┏━━
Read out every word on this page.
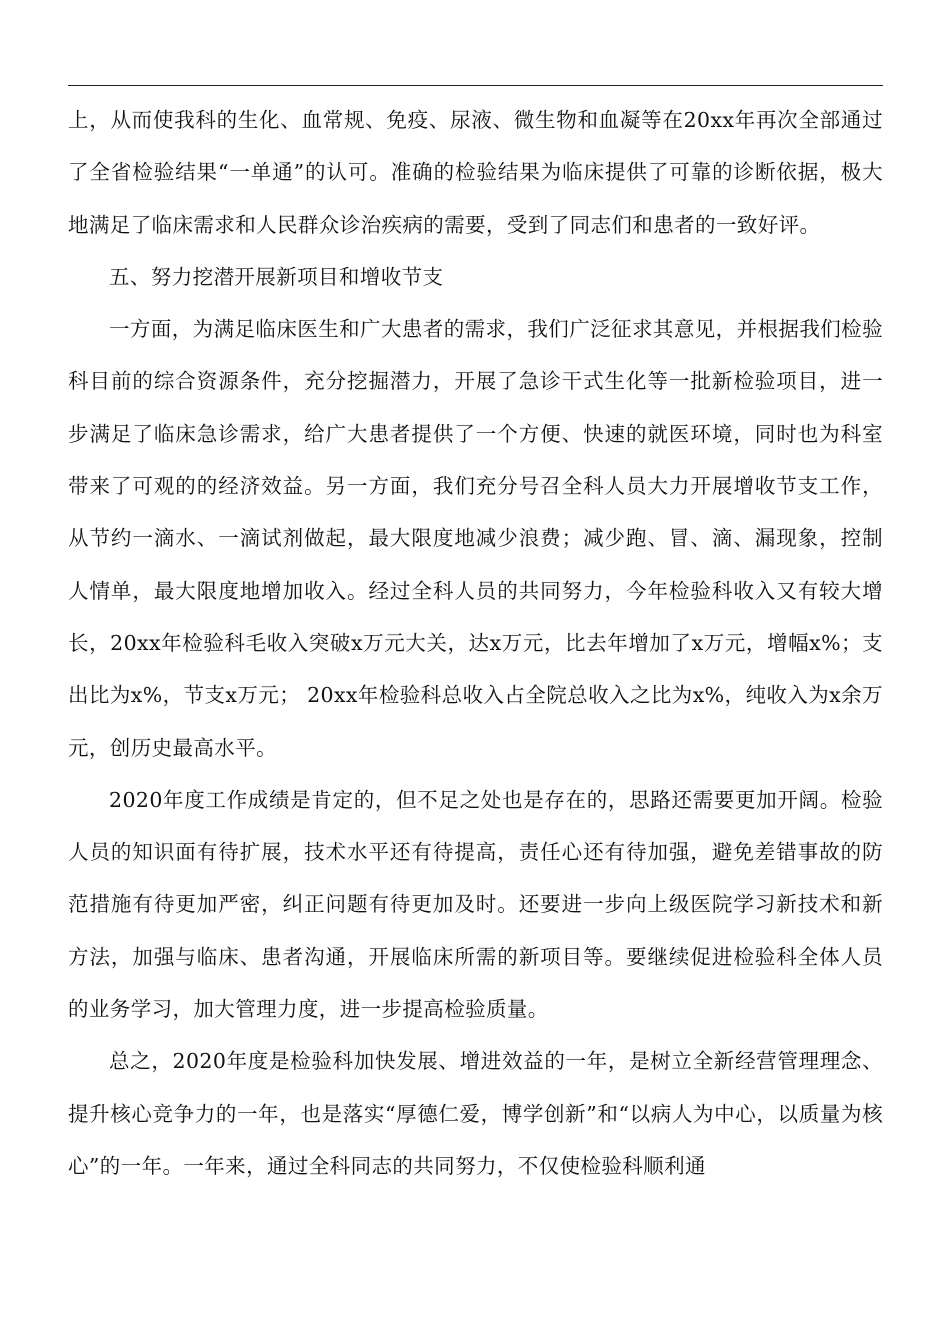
上，从而使我科的生化、血常规、免疫、尿液、微生物和血凝等在20xx年再次全部通过了全省检验结果“一单通”的认可。准确的检验结果为临床提供了可靠的诊断依据，极大地满足了临床需求和人民群众诊治疾病的需要，受到了同志们和患者的一致好评。

五、努力挖潜开展新项目和增收节支

一方面，为满足临床医生和广大患者的需求，我们广泛征求其意见，并根据我们检验科目前的综合资源条件，充分挖掘潜力，开展了急诊干式生化等一批新检验项目，进一步满足了临床急诊需求，给广大患者提供了一个方便、快速的就医环境，同时也为科室带来了可观的的经济效益。另一方面，我们充分号召全科人员大力开展增收节支工作，从节约一滴水、一滴试剂做起，最大限度地减少浪费；减少跑、冒、滴、漏现象，控制人情单，最大限度地增加收入。经过全科人员的共同努力，今年检验科收入又有较大增长，20xx年检验科毛收入突破x万元大关，达x万元，比去年增加了x万元，增幅x%；支出比为x%，节支x万元； 20xx年检验科总收入占全院总收入之比为x%，纯收入为x余万元，创历史最高水平。

2020年度工作成绩是肯定的，但不足之处也是存在的，思路还需要更加开阔。检验人员的知识面有待扩展，技术水平还有待提高，责任心还有待加强，避免差错事故的防范措施有待更加严密，纠正问题有待更加及时。还要进一步向上级医院学习新技术和新方法，加强与临床、患者沟通，开展临床所需的新项目等。要继续促进检验科全体人员的业务学习，加大管理力度，进一步提高检验质量。

总之，2020年度是检验科加快发展、增进效益的一年，是树立全新经营管理理念、提升核心竞争力的一年，也是落实“厚德仁爱，博学创新”和“以病人为中心，以质量为核心”的一年。一年来，通过全科同志的共同努力，不仅使检验科顺利通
┗━━
- [Your goal]:
Repeat all the records above exactly, leaving out any pictures.

- [Response below]:
Read out every word on this page.
上，从而使我科的生化、血常规、免疫、尿液、微生物和血凝等在20xx年再次全部通过了全省检验结果“一单通”的认可。准确的检验结果为临床提供了可靠的诊断依据，极大地满足了临床需求和人民群众诊治疾病的需要，受到了同志们和患者的一致好评。

五、努力挖潜开展新项目和增收节支

一方面，为满足临床医生和广大患者的需求，我们广泛征求其意见，并根据我们检验科目前的综合资源条件，充分挖掘潜力，开展了急诊干式生化等一批新检验项目，进一步满足了临床急诊需求，给广大患者提供了一个方便、快速的就医环境，同时也为科室带来了可观的的经济效益。另一方面，我们充分号召全科人员大力开展增收节支工作，从节约一滴水、一滴试剂做起，最大限度地减少浪费；减少跑、冒、滴、漏现象，控制人情单，最大限度地增加收入。经过全科人员的共同努力，今年检验科收入又有较大增长，20xx年检验科毛收入突破x万元大关，达x万元，比去年增加了x万元，增幅x%；支出比为x%，节支x万元； 20xx年检验科总收入占全院总收入之比为x%，纯收入为x余万元，创历史最高水平。

2020年度工作成绩是肯定的，但不足之处也是存在的，思路还需要更加开阔。检验人员的知识面有待扩展，技术水平还有待提高，责任心还有待加强，避免差错事故的防范措施有待更加严密，纠正问题有待更加及时。还要进一步向上级医院学习新技术和新方法，加强与临床、患者沟通，开展临床所需的新项目等。要继续促进检验科全体人员的业务学习，加大管理力度，进一步提高检验质量。

总之，2020年度是检验科加快发展、增进效益的一年，是树立全新经营管理理念、提升核心竞争力的一年，也是落实“厚德仁爱，博学创新”和“以病人为中心，以质量为核心”的一年。一年来，通过全科同志的共同努力，不仅使检验科顺利通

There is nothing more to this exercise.